## Goal
Below are some records; return each one exactly.

Records from a collection:
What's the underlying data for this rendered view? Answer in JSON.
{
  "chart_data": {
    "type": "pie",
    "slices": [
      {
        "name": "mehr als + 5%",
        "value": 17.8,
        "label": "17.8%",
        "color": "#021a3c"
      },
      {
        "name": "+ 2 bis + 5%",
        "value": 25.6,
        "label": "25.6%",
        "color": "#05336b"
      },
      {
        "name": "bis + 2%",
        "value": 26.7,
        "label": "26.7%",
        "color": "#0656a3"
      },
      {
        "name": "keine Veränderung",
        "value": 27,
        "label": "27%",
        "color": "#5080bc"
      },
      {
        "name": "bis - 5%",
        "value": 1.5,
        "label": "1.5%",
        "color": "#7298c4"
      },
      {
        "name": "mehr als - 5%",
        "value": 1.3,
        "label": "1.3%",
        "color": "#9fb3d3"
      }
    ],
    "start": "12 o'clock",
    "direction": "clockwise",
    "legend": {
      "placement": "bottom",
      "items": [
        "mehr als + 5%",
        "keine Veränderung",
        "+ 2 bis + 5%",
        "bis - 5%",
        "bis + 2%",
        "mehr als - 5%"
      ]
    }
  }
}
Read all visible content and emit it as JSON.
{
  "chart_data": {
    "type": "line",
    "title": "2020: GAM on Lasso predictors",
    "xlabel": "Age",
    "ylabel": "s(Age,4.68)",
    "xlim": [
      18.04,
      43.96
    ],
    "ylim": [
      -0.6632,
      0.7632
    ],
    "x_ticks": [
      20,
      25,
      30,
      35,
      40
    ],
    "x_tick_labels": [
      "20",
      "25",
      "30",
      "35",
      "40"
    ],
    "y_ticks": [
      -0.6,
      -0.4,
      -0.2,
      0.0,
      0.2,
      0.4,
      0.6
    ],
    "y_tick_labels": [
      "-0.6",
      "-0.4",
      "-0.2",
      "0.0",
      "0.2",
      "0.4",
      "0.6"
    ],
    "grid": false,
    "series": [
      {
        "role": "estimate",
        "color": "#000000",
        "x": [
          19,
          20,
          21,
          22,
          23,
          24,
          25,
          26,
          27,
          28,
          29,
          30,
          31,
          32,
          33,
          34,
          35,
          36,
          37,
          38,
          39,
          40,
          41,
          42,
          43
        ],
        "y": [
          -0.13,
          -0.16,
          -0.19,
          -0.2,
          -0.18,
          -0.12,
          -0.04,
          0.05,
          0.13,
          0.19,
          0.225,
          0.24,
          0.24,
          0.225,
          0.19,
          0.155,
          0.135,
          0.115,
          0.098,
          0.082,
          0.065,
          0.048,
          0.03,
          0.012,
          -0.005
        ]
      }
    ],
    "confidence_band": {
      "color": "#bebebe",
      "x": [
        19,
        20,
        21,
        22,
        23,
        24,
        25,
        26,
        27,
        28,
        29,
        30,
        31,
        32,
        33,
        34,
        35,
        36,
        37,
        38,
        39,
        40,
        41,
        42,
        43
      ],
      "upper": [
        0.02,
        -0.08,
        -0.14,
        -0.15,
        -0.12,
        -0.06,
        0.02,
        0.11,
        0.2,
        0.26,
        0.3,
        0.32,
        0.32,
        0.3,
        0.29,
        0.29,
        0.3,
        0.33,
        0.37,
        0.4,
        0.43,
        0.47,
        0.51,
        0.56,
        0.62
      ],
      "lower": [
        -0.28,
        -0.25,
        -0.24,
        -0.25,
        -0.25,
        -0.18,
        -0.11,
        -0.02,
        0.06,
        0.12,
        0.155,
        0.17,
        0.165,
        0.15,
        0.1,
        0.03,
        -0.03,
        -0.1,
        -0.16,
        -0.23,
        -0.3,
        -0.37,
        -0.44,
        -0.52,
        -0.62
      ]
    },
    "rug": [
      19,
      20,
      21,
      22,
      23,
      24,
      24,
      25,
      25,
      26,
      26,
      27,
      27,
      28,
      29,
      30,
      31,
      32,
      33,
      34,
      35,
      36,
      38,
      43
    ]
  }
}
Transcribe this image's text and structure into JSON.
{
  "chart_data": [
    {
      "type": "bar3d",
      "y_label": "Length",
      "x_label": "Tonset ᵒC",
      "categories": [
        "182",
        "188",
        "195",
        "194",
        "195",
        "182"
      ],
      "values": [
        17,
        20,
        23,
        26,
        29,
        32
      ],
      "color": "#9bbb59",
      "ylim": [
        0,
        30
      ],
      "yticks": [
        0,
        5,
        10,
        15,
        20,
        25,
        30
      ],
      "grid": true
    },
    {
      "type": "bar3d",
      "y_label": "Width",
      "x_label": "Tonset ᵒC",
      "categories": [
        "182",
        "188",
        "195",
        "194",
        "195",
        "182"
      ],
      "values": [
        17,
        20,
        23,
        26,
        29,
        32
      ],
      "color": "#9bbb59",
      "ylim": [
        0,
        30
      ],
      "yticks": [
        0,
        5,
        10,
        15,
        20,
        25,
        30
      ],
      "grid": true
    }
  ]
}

## Reply to the task
What's the underlying data for this rendered view? Answer in JSON.
{
  "chart_data": {
    "type": "pie",
    "slices": [
      {
        "name": "mehr als + 5%",
        "value": 17.8,
        "label": "17.8%",
        "color": "#021a3c"
      },
      {
        "name": "+ 2 bis + 5%",
        "value": 25.6,
        "label": "25.6%",
        "color": "#05336b"
      },
      {
        "name": "bis + 2%",
        "value": 26.7,
        "label": "26.7%",
        "color": "#0656a3"
      },
      {
        "name": "keine Veränderung",
        "value": 27,
        "label": "27%",
        "color": "#5080bc"
      },
      {
        "name": "bis - 5%",
        "value": 1.5,
        "label": "1.5%",
        "color": "#7298c4"
      },
      {
        "name": "mehr als - 5%",
        "value": 1.3,
        "label": "1.3%",
        "color": "#9fb3d3"
      }
    ],
    "start": "12 o'clock",
    "direction": "clockwise",
    "legend": {
      "placement": "bottom",
      "items": [
        "mehr als + 5%",
        "keine Veränderung",
        "+ 2 bis + 5%",
        "bis - 5%",
        "bis + 2%",
        "mehr als - 5%"
      ]
    }
  }
}
Read all visible content and emit it as JSON.
{
  "chart_data": {
    "type": "line",
    "title": "2020: GAM on Lasso predictors",
    "xlabel": "Age",
    "ylabel": "s(Age,4.68)",
    "xlim": [
      18.04,
      43.96
    ],
    "ylim": [
      -0.6632,
      0.7632
    ],
    "x_ticks": [
      20,
      25,
      30,
      35,
      40
    ],
    "x_tick_labels": [
      "20",
      "25",
      "30",
      "35",
      "40"
    ],
    "y_ticks": [
      -0.6,
      -0.4,
      -0.2,
      0.0,
      0.2,
      0.4,
      0.6
    ],
    "y_tick_labels": [
      "-0.6",
      "-0.4",
      "-0.2",
      "0.0",
      "0.2",
      "0.4",
      "0.6"
    ],
    "grid": false,
    "series": [
      {
        "role": "estimate",
        "color": "#000000",
        "x": [
          19,
          20,
          21,
          22,
          23,
          24,
          25,
          26,
          27,
          28,
          29,
          30,
          31,
          32,
          33,
          34,
          35,
          36,
          37,
          38,
          39,
          40,
          41,
          42,
          43
        ],
        "y": [
          -0.13,
          -0.16,
          -0.19,
          -0.2,
          -0.18,
          -0.12,
          -0.04,
          0.05,
          0.13,
          0.19,
          0.225,
          0.24,
          0.24,
          0.225,
          0.19,
          0.155,
          0.135,
          0.115,
          0.098,
          0.082,
          0.065,
          0.048,
          0.03,
          0.012,
          -0.005
        ]
      }
    ],
    "confidence_band": {
      "color": "#bebebe",
      "x": [
        19,
        20,
        21,
        22,
        23,
        24,
        25,
        26,
        27,
        28,
        29,
        30,
        31,
        32,
        33,
        34,
        35,
        36,
        37,
        38,
        39,
        40,
        41,
        42,
        43
      ],
      "upper": [
        0.02,
        -0.08,
        -0.14,
        -0.15,
        -0.12,
        -0.06,
        0.02,
        0.11,
        0.2,
        0.26,
        0.3,
        0.32,
        0.32,
        0.3,
        0.29,
        0.29,
        0.3,
        0.33,
        0.37,
        0.4,
        0.43,
        0.47,
        0.51,
        0.56,
        0.62
      ],
      "lower": [
        -0.28,
        -0.25,
        -0.24,
        -0.25,
        -0.25,
        -0.18,
        -0.11,
        -0.02,
        0.06,
        0.12,
        0.155,
        0.17,
        0.165,
        0.15,
        0.1,
        0.03,
        -0.03,
        -0.1,
        -0.16,
        -0.23,
        -0.3,
        -0.37,
        -0.44,
        -0.52,
        -0.62
      ]
    },
    "rug": [
      19,
      20,
      21,
      22,
      23,
      24,
      24,
      25,
      25,
      26,
      26,
      27,
      27,
      28,
      29,
      30,
      31,
      32,
      33,
      34,
      35,
      36,
      38,
      43
    ]
  }
}
Transcribe this image's text and structure into JSON.
{
  "chart_data": [
    {
      "type": "bar3d",
      "y_label": "Length",
      "x_label": "Tonset ᵒC",
      "categories": [
        "182",
        "188",
        "195",
        "194",
        "195",
        "182"
      ],
      "values": [
        17,
        20,
        23,
        26,
        29,
        32
      ],
      "color": "#9bbb59",
      "ylim": [
        0,
        30
      ],
      "yticks": [
        0,
        5,
        10,
        15,
        20,
        25,
        30
      ],
      "grid": true
    },
    {
      "type": "bar3d",
      "y_label": "Width",
      "x_label": "Tonset ᵒC",
      "categories": [
        "182",
        "188",
        "195",
        "194",
        "195",
        "182"
      ],
      "values": [
        17,
        20,
        23,
        26,
        29,
        32
      ],
      "color": "#9bbb59",
      "ylim": [
        0,
        30
      ],
      "yticks": [
        0,
        5,
        10,
        15,
        20,
        25,
        30
      ],
      "grid": true
    }
  ]
}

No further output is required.